- What to produce: Omit the pictures from the entries below and retype everything else exactly.

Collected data
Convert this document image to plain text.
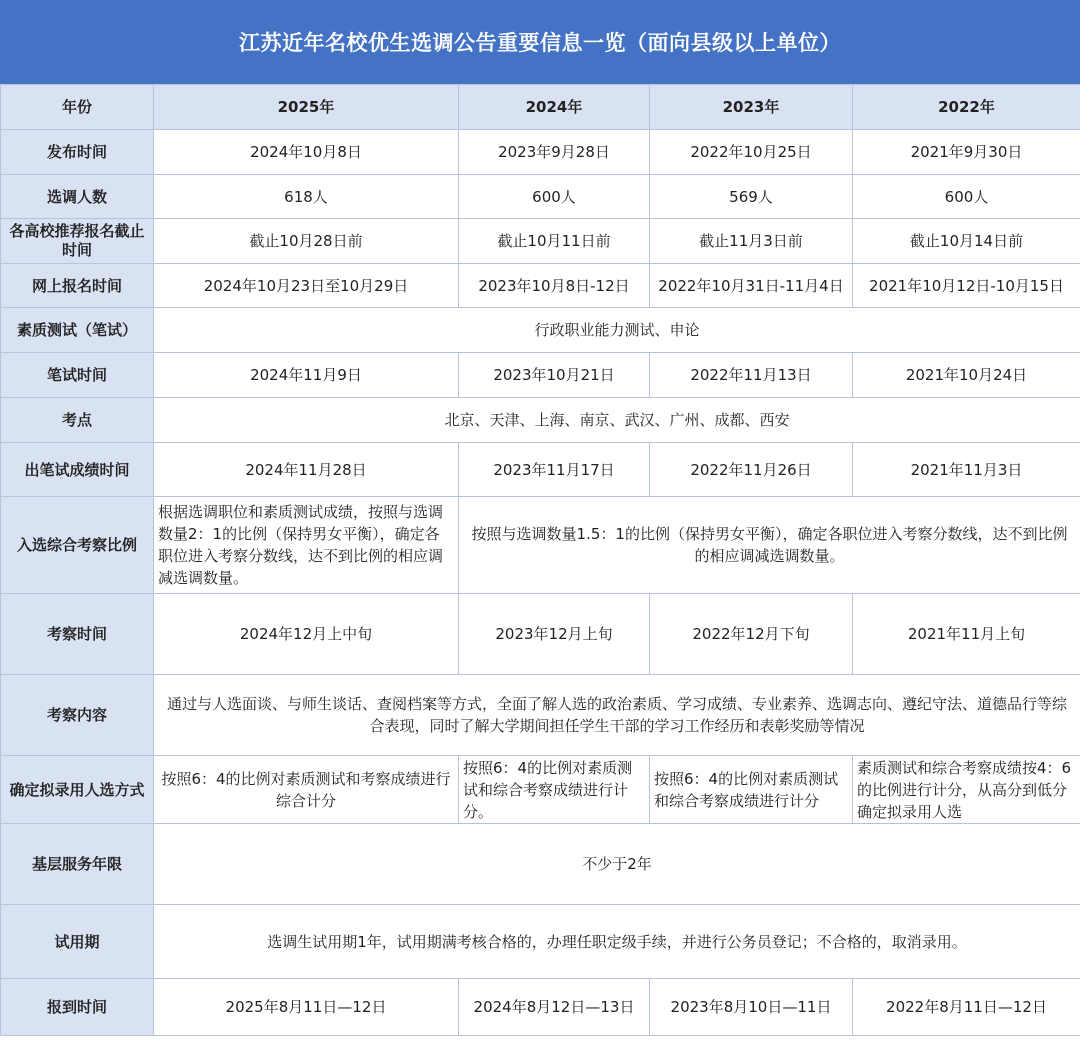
江苏近年名校优生选调公告重要信息一览（面向县级以上单位）
年份	2025年	2024年	2023年	2022年
发布时间	2024年10月8日	2023年9月28日	2022年10月25日	2021年9月30日
选调人数	618人	600人	569人	600人
各高校推荐报名截止时间	截止10月28日前	截止10月11日前	截止11月3日前	截止10月14日前
网上报名时间	2024年10月23日至10月29日	2023年10月8日-12日	2022年10月31日-11月4日	2021年10月12日-10月15日
素质测试（笔试）	行政职业能力测试、申论			
笔试时间	2024年11月9日	2023年10月21日	2022年11月13日	2021年10月24日
考点	北京、天津、上海、南京、武汉、广州、成都、西安			
出笔试成绩时间	2024年11月28日	2023年11月17日	2022年11月26日	2021年11月3日
入选综合考察比例	根据选调职位和素质测试成绩，按照与选调数量2：1的比例（保持男女平衡），确定各职位进入考察分数线，达不到比例的相应调减选调数量。	按照与选调数量1.5：1的比例（保持男女平衡），确定各职位进入考察分数线，达不到比例的相应调减选调数量。		
考察时间	2024年12月上中旬	2023年12月上旬	2022年12月下旬	2021年11月上旬
考察内容	通过与人选面谈、与师生谈话、查阅档案等方式，全面了解人选的政治素质、学习成绩、专业素养、选调志向、遵纪守法、道德品行等综合表现，同时了解大学期间担任学生干部的学习工作经历和表彰奖励等情况			
确定拟录用人选方式	按照6：4的比例对素质测试和考察成绩进行综合计分	按照6：4的比例对素质测试和综合考察成绩进行计分。	按照6：4的比例对素质测试和综合考察成绩进行计分	素质测试和综合考察成绩按4：6的比例进行计分，从高分到低分确定拟录用人选
基层服务年限	不少于2年			
试用期	选调生试用期1年，试用期满考核合格的，办理任职定级手续，并进行公务员登记；不合格的，取消录用。			
报到时间	2025年8月11日—12日	2024年8月12日—13日	2023年8月10日—11日	2022年8月11日—12日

- Answer to the problem:
Convert this document image to plain text.
江苏近年名校优生选调公告重要信息一览（面向县级以上单位）
年份	2025年	2024年	2023年	2022年
发布时间	2024年10月8日	2023年9月28日	2022年10月25日	2021年9月30日
选调人数	618人	600人	569人	600人
各高校推荐报名截止时间	截止10月28日前	截止10月11日前	截止11月3日前	截止10月14日前
网上报名时间	2024年10月23日至10月29日	2023年10月8日-12日	2022年10月31日-11月4日	2021年10月12日-10月15日
素质测试（笔试）	行政职业能力测试、申论			
笔试时间	2024年11月9日	2023年10月21日	2022年11月13日	2021年10月24日
考点	北京、天津、上海、南京、武汉、广州、成都、西安			
出笔试成绩时间	2024年11月28日	2023年11月17日	2022年11月26日	2021年11月3日
入选综合考察比例	根据选调职位和素质测试成绩，按照与选调数量2：1的比例（保持男女平衡），确定各职位进入考察分数线，达不到比例的相应调减选调数量。	按照与选调数量1.5：1的比例（保持男女平衡），确定各职位进入考察分数线，达不到比例的相应调减选调数量。		
考察时间	2024年12月上中旬	2023年12月上旬	2022年12月下旬	2021年11月上旬
考察内容	通过与人选面谈、与师生谈话、查阅档案等方式，全面了解人选的政治素质、学习成绩、专业素养、选调志向、遵纪守法、道德品行等综合表现，同时了解大学期间担任学生干部的学习工作经历和表彰奖励等情况			
确定拟录用人选方式	按照6：4的比例对素质测试和考察成绩进行综合计分	按照6：4的比例对素质测试和综合考察成绩进行计分。	按照6：4的比例对素质测试和综合考察成绩进行计分	素质测试和综合考察成绩按4：6的比例进行计分，从高分到低分确定拟录用人选
基层服务年限	不少于2年			
试用期	选调生试用期1年，试用期满考核合格的，办理任职定级手续，并进行公务员登记；不合格的，取消录用。			
报到时间	2025年8月11日—12日	2024年8月12日—13日	2023年8月10日—11日	2022年8月11日—12日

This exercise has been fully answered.